_DIRECTIVE_.
From the entries that follow, pick out all lines holding "ulang".

_RECORD LIST_.
>> Start
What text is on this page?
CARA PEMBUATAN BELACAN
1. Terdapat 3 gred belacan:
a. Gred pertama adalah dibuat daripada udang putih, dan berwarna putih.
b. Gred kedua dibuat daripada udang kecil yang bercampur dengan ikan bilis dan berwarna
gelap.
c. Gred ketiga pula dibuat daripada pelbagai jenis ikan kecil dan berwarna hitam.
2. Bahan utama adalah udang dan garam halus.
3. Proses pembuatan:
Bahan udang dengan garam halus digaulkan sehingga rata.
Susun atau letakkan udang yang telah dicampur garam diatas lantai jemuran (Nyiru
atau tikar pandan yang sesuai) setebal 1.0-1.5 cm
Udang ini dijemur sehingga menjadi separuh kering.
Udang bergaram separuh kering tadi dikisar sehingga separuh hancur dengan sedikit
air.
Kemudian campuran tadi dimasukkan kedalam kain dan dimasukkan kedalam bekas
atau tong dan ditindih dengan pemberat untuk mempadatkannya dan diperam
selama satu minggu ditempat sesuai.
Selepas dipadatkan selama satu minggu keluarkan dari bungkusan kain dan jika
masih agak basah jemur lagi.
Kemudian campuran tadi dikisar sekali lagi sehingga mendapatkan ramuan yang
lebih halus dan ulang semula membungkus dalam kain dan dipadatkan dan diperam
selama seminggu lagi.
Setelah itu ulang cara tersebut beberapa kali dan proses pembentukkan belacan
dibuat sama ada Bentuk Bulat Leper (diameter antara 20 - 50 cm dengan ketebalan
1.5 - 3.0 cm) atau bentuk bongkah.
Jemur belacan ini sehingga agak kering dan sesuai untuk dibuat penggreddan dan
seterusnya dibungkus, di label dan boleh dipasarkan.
>> End
_RIGHT ANSWER_.
lebih halus dan ulang semula membungkus dalam kain dan dipadatkan dan diperam
Setelah itu ulang cara tersebut beberapa kali dan proses pembentukkan belacan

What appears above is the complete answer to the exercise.